■ Task
Reproduce every line of the listing as written, apart from the pictures.

--- Start ---

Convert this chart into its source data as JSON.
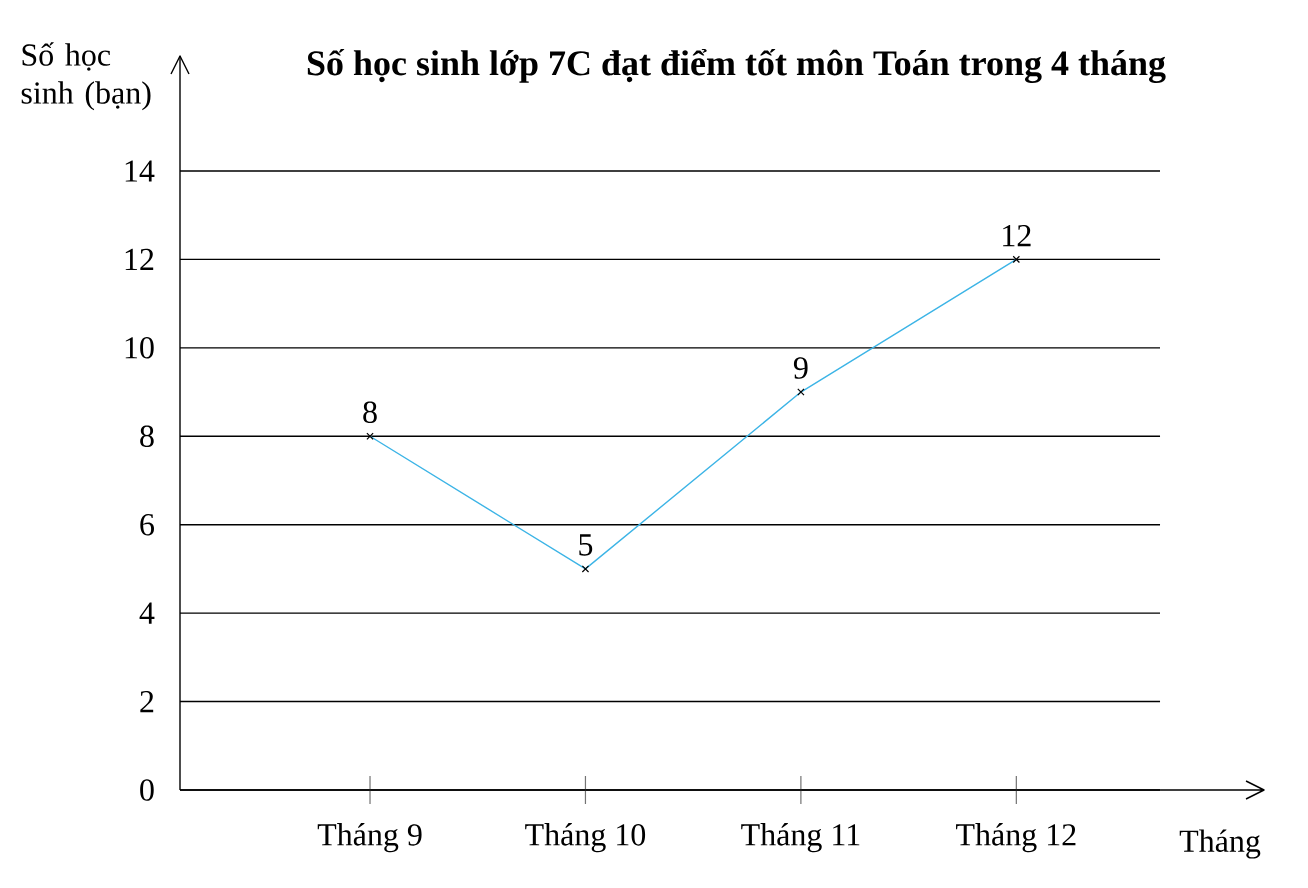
{
  "chart_data": {
    "type": "line",
    "title": "Số học sinh lớp 7C đạt điểm tốt môn Toán trong 4 tháng",
    "xlabel": "Tháng",
    "ylabel": "Số học sinh (bạn)",
    "categories": [
      "Tháng 9",
      "Tháng 10",
      "Tháng 11",
      "Tháng 12"
    ],
    "values": [
      8,
      5,
      9,
      12
    ],
    "color": "#3cb4e6",
    "ylim": [
      0,
      16.6
    ],
    "yticks": [
      0,
      2,
      4,
      6,
      8,
      10,
      12,
      14
    ],
    "grid": "y",
    "marker": "cross",
    "line_style": "solid",
    "data_labels": true
  }
}
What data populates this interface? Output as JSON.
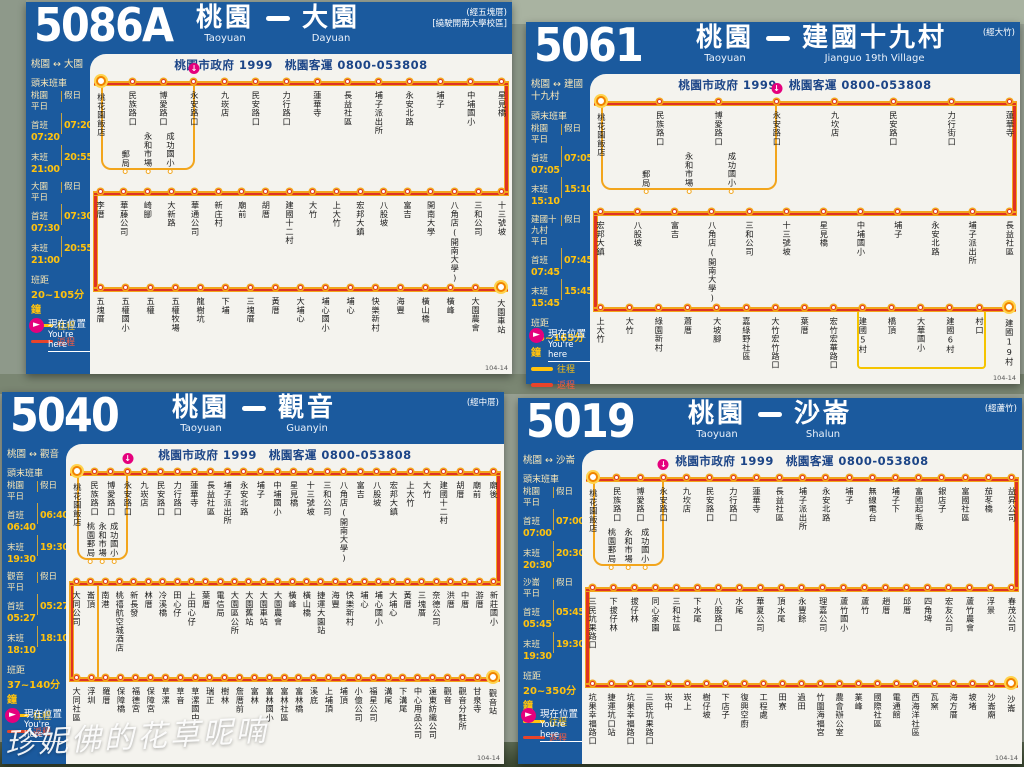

--- End ---

■ Solution to this problem
Convert this chart into its source data as JSON.
{
  "chart_data": {
    "type": "line",
    "title": "Số học sinh lớp 7C đạt điểm tốt môn Toán trong 4 tháng",
    "xlabel": "Tháng",
    "ylabel": "Số học sinh (bạn)",
    "categories": [
      "Tháng 9",
      "Tháng 10",
      "Tháng 11",
      "Tháng 12"
    ],
    "values": [
      8,
      5,
      9,
      12
    ],
    "color": "#3cb4e6",
    "ylim": [
      0,
      16.6
    ],
    "yticks": [
      0,
      2,
      4,
      6,
      8,
      10,
      12,
      14
    ],
    "grid": "y",
    "marker": "cross",
    "line_style": "solid",
    "data_labels": true
  }
}
What data populates this interface? Output as JSON.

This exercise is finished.